§ **The problem**:
Give every line back verbatim, dropping all images.

§ **Source material**:
□ □ □ □ □

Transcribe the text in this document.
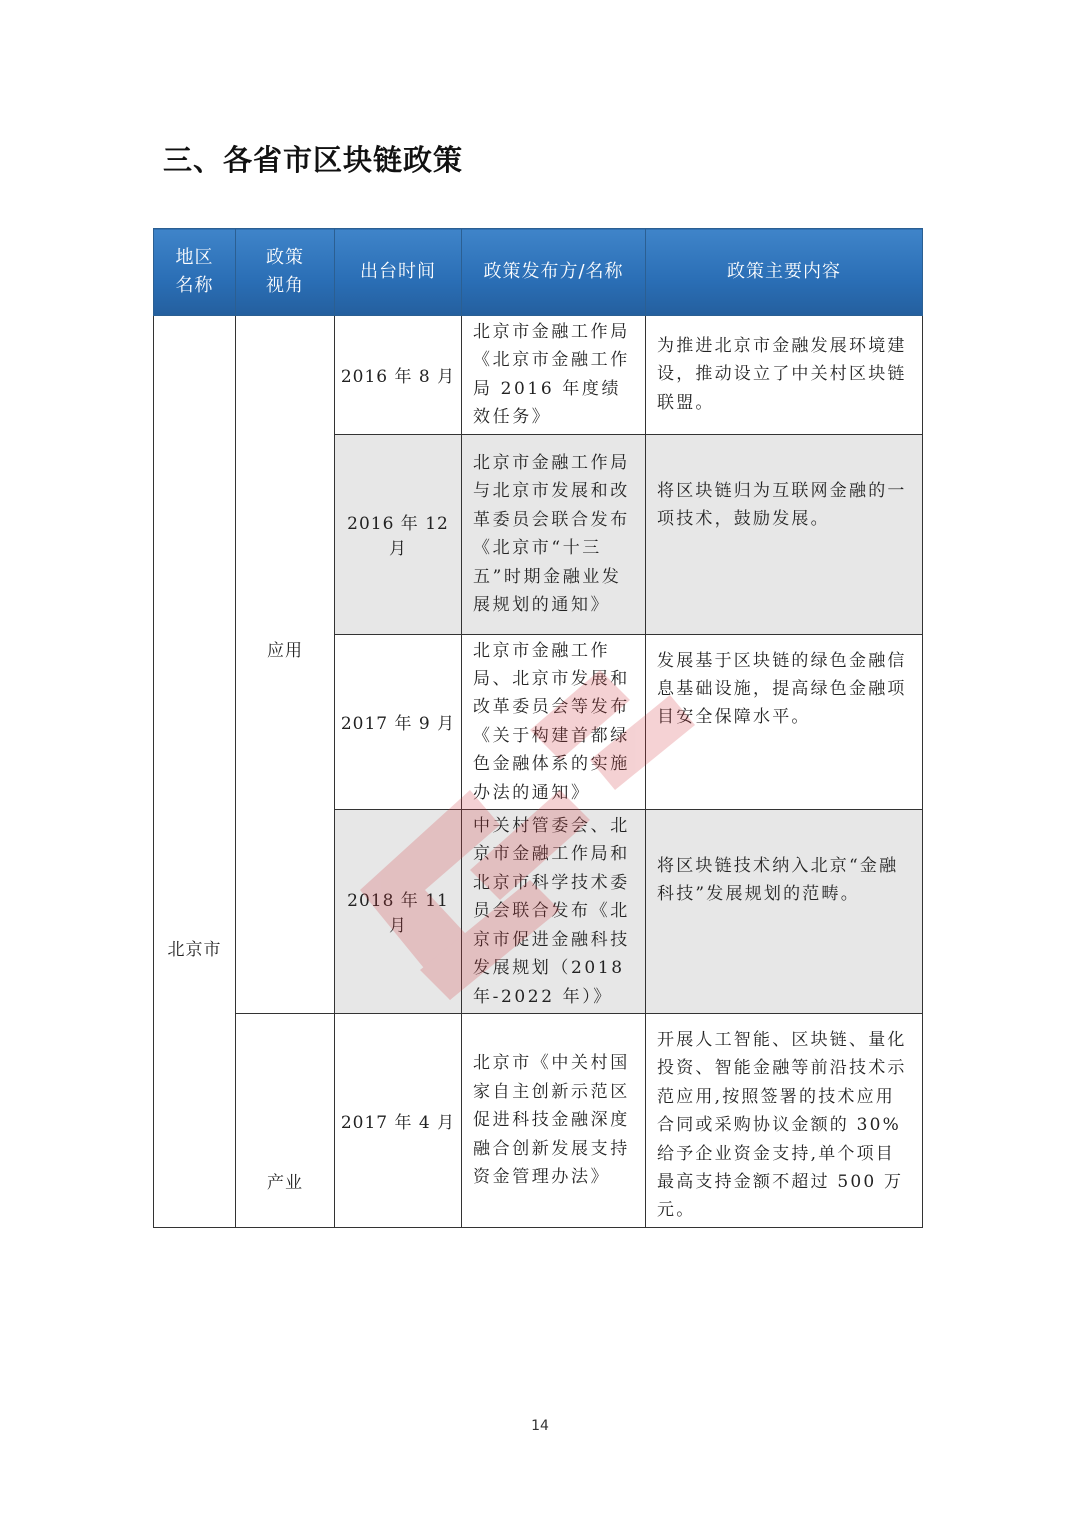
三、各省市区块链政策
地区名称	政策视角	出台时间	政策发布方/名称	政策主要内容

北京市	应用	2016 年 8 月	北京市金融工作局《北京市金融工作局 2016 年度绩效任务》	为推进北京市金融发展环境建设，推动设立了中关村区块链联盟。

		2016 年 12 月	北京市金融工作局与北京市发展和改革委员会联合发布《北京市“十三五”时期金融业发展规划的通知》	将区块链归为互联网金融的一项技术，鼓励发展。

		2017 年 9 月	北京市金融工作局、北京市发展和改革委员会等发布《关于构建首都绿色金融体系的实施办法的通知》	发展基于区块链的绿色金融信息基础设施，提高绿色金融项目安全保障水平。

		2018 年 11 月	中关村管委会、北京市金融工作局和北京市科学技术委员会联合发布《北京市促进金融科技发展规划（2018 年-2022 年）》	将区块链技术纳入北京“金融科技”发展规划的范畴。

	产业	2017 年 4 月	北京市《中关村国家自主创新示范区促进科技金融深度融合创新发展支持资金管理办法》	开展人工智能、区块链、量化投资、智能金融等前沿技术示范应用,按照签署的技术应用合同或采购协议金额的 30%给予企业资金支持,单个项目最高支持金额不超过 500 万元。
14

□ □ □ □ □

§ **Worked solution**:
Transcribe the text in this document.
三、各省市区块链政策
地区名称	政策视角	出台时间	政策发布方/名称	政策主要内容

北京市	应用	2016 年 8 月	北京市金融工作局《北京市金融工作局 2016 年度绩效任务》	为推进北京市金融发展环境建设，推动设立了中关村区块链联盟。

		2016 年 12 月	北京市金融工作局与北京市发展和改革委员会联合发布《北京市“十三五”时期金融业发展规划的通知》	将区块链归为互联网金融的一项技术，鼓励发展。

		2017 年 9 月	北京市金融工作局、北京市发展和改革委员会等发布《关于构建首都绿色金融体系的实施办法的通知》	发展基于区块链的绿色金融信息基础设施，提高绿色金融项目安全保障水平。

		2018 年 11 月	中关村管委会、北京市金融工作局和北京市科学技术委员会联合发布《北京市促进金融科技发展规划（2018 年-2022 年）》	将区块链技术纳入北京“金融科技”发展规划的范畴。

	产业	2017 年 4 月	北京市《中关村国家自主创新示范区促进科技金融深度融合创新发展支持资金管理办法》	开展人工智能、区块链、量化投资、智能金融等前沿技术示范应用,按照签署的技术应用合同或采购协议金额的 30%给予企业资金支持,单个项目最高支持金额不超过 500 万元。
14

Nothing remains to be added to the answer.